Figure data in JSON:
— begin —

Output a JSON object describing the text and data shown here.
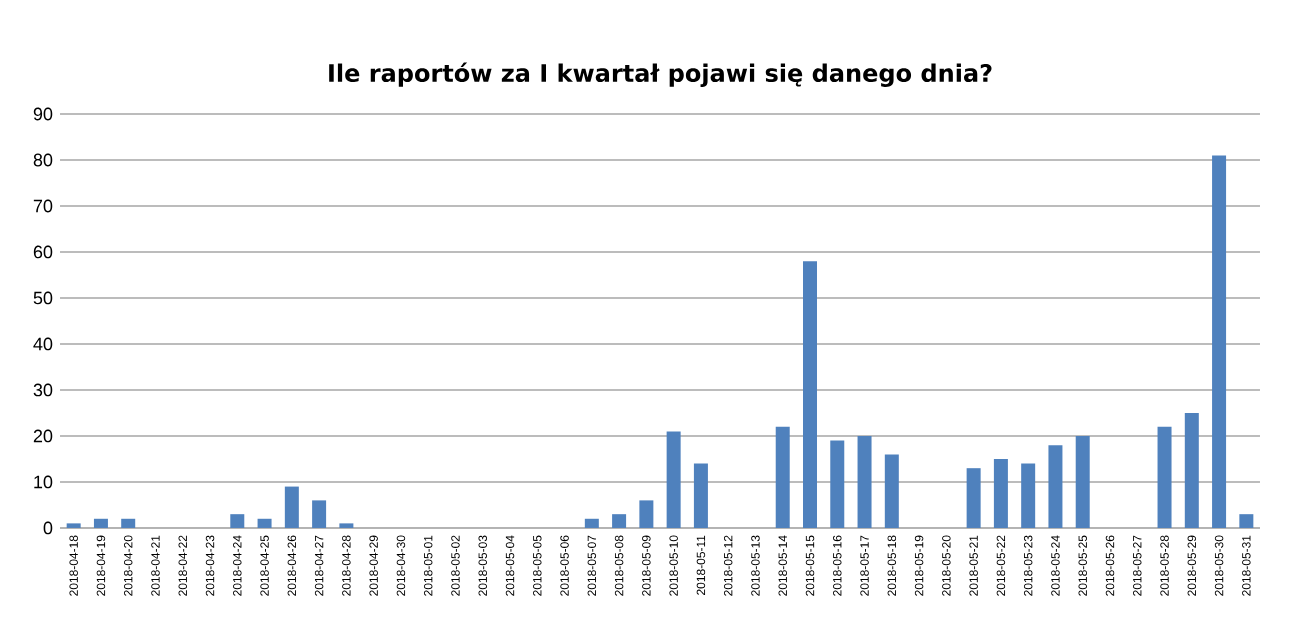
{
  "chart_data": {
    "type": "bar",
    "title": "Ile raportów za I kwartał pojawi się danego dnia?",
    "categories": [
      "2018-04-18",
      "2018-04-19",
      "2018-04-20",
      "2018-04-21",
      "2018-04-22",
      "2018-04-23",
      "2018-04-24",
      "2018-04-25",
      "2018-04-26",
      "2018-04-27",
      "2018-04-28",
      "2018-04-29",
      "2018-04-30",
      "2018-05-01",
      "2018-05-02",
      "2018-05-03",
      "2018-05-04",
      "2018-05-05",
      "2018-05-06",
      "2018-05-07",
      "2018-05-08",
      "2018-05-09",
      "2018-05-10",
      "2018-05-11",
      "2018-05-12",
      "2018-05-13",
      "2018-05-14",
      "2018-05-15",
      "2018-05-16",
      "2018-05-17",
      "2018-05-18",
      "2018-05-19",
      "2018-05-20",
      "2018-05-21",
      "2018-05-22",
      "2018-05-23",
      "2018-05-24",
      "2018-05-25",
      "2018-05-26",
      "2018-05-27",
      "2018-05-28",
      "2018-05-29",
      "2018-05-30",
      "2018-05-31"
    ],
    "values": [
      1,
      2,
      2,
      0,
      0,
      0,
      3,
      2,
      9,
      6,
      1,
      0,
      0,
      0,
      0,
      0,
      0,
      0,
      0,
      2,
      3,
      6,
      21,
      14,
      0,
      0,
      22,
      58,
      19,
      20,
      16,
      0,
      0,
      13,
      15,
      14,
      18,
      20,
      0,
      0,
      22,
      25,
      81,
      3
    ],
    "color": "#4f81bd",
    "ylim": [
      0,
      90
    ],
    "yticks": [
      0,
      10,
      20,
      30,
      40,
      50,
      60,
      70,
      80,
      90
    ],
    "grid": "y"
  }
}
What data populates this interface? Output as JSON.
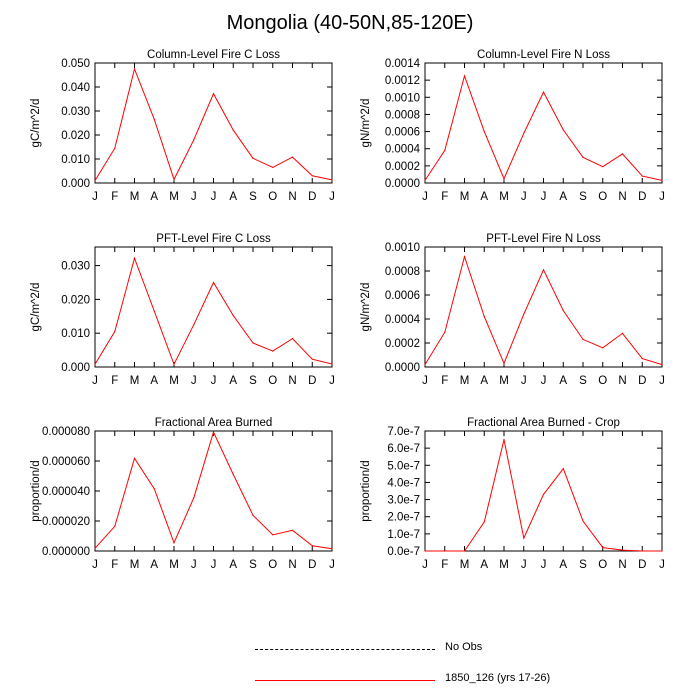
{
  "page": {
    "title": "Mongolia (40-50N,85-120E)"
  },
  "colors": {
    "series": "#ff0000",
    "axes": "#000000",
    "no_obs": "#000000"
  },
  "chart_data": [
    {
      "type": "line",
      "title": "Column-Level Fire C Loss",
      "ylabel": "gC/m^2/d",
      "ylim": [
        0,
        0.05
      ],
      "yticks": [
        "0.000",
        "0.010",
        "0.020",
        "0.030",
        "0.040",
        "0.050"
      ],
      "categories": [
        "J",
        "F",
        "M",
        "A",
        "M",
        "J",
        "J",
        "A",
        "S",
        "O",
        "N",
        "D",
        "J"
      ],
      "series": [
        {
          "name": "1850_126 (yrs 17-26)",
          "values": [
            0.001,
            0.0145,
            0.0475,
            0.0265,
            0.0015,
            0.018,
            0.0372,
            0.022,
            0.0103,
            0.0065,
            0.0108,
            0.003,
            0.0013
          ]
        }
      ]
    },
    {
      "type": "line",
      "title": "Column-Level Fire N Loss",
      "ylabel": "gN/m^2/d",
      "ylim": [
        0,
        0.0014
      ],
      "yticks": [
        "0.0000",
        "0.0002",
        "0.0004",
        "0.0006",
        "0.0008",
        "0.0010",
        "0.0012",
        "0.0014"
      ],
      "categories": [
        "J",
        "F",
        "M",
        "A",
        "M",
        "J",
        "J",
        "A",
        "S",
        "O",
        "N",
        "D",
        "J"
      ],
      "series": [
        {
          "name": "1850_126 (yrs 17-26)",
          "values": [
            3e-05,
            0.00038,
            0.00125,
            0.0006,
            5e-05,
            0.00058,
            0.00106,
            0.00062,
            0.0003,
            0.00019,
            0.00034,
            8e-05,
            3e-05
          ]
        }
      ]
    },
    {
      "type": "line",
      "title": "PFT-Level Fire C Loss",
      "ylabel": "gC/m^2/d",
      "ylim": [
        0,
        0.0355
      ],
      "yticks": [
        "0.000",
        "0.010",
        "0.020",
        "0.030"
      ],
      "categories": [
        "J",
        "F",
        "M",
        "A",
        "M",
        "J",
        "J",
        "A",
        "S",
        "O",
        "N",
        "D",
        "J"
      ],
      "series": [
        {
          "name": "1850_126 (yrs 17-26)",
          "values": [
            0.0008,
            0.0105,
            0.0322,
            0.0165,
            0.0008,
            0.0125,
            0.025,
            0.0152,
            0.0071,
            0.0047,
            0.0084,
            0.0023,
            0.0009
          ]
        }
      ]
    },
    {
      "type": "line",
      "title": "PFT-Level Fire N Loss",
      "ylabel": "gN/m^2/d",
      "ylim": [
        0,
        0.001
      ],
      "yticks": [
        "0.0000",
        "0.0002",
        "0.0004",
        "0.0006",
        "0.0008",
        "0.0010"
      ],
      "categories": [
        "J",
        "F",
        "M",
        "A",
        "M",
        "J",
        "J",
        "A",
        "S",
        "O",
        "N",
        "D",
        "J"
      ],
      "series": [
        {
          "name": "1850_126 (yrs 17-26)",
          "values": [
            2e-05,
            0.00029,
            0.00092,
            0.00042,
            3e-05,
            0.00044,
            0.00081,
            0.00047,
            0.00023,
            0.00016,
            0.00028,
            7e-05,
            2e-05
          ]
        }
      ]
    },
    {
      "type": "line",
      "title": "Fractional Area Burned",
      "ylabel": "proportion/d",
      "ylim": [
        0,
        8e-05
      ],
      "yticks": [
        "0.000000",
        "0.000020",
        "0.000040",
        "0.000060",
        "0.000080"
      ],
      "categories": [
        "J",
        "F",
        "M",
        "A",
        "M",
        "J",
        "J",
        "A",
        "S",
        "O",
        "N",
        "D",
        "J"
      ],
      "series": [
        {
          "name": "1850_126 (yrs 17-26)",
          "values": [
            1.8e-06,
            1.65e-05,
            6.18e-05,
            4.15e-05,
            5.5e-06,
            3.55e-05,
            7.92e-05,
            5.1e-05,
            2.38e-05,
            1.08e-05,
            1.38e-05,
            3.5e-06,
            1.5e-06
          ]
        }
      ]
    },
    {
      "type": "line",
      "title": "Fractional Area Burned - Crop",
      "ylabel": "proportion/d",
      "ylim": [
        0,
        7e-07
      ],
      "yticks": [
        "0.0e-7",
        "1.0e-7",
        "2.0e-7",
        "3.0e-7",
        "4.0e-7",
        "5.0e-7",
        "6.0e-7",
        "7.0e-7"
      ],
      "categories": [
        "J",
        "F",
        "M",
        "A",
        "M",
        "J",
        "J",
        "A",
        "S",
        "O",
        "N",
        "D",
        "J"
      ],
      "series": [
        {
          "name": "1850_126 (yrs 17-26)",
          "values": [
            0,
            0,
            0,
            1.7e-07,
            6.5e-07,
            7.5e-08,
            3.3e-07,
            4.8e-07,
            1.75e-07,
            2e-08,
            5e-09,
            0,
            0
          ]
        }
      ]
    }
  ],
  "legend": {
    "items": [
      {
        "label": "No Obs",
        "style": "dashed"
      },
      {
        "label": "1850_126 (yrs 17-26)",
        "style": "solid"
      }
    ]
  }
}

— end —

TASK DIRECTIONS: Locate and copy each line in the data above that includes the word "title".

CORRECT RESPONSE:
    "title": "Ile raportów za I kwartał pojawi się danego dnia?",
    "title": "Mongolia (40-50N,85-120E)"
      "title": "Column-Level Fire C Loss",
      "title": "Column-Level Fire N Loss",
      "title": "PFT-Level Fire C Loss",
      "title": "PFT-Level Fire N Loss",
      "title": "Fractional Area Burned",
      "title": "Fractional Area Burned - Crop",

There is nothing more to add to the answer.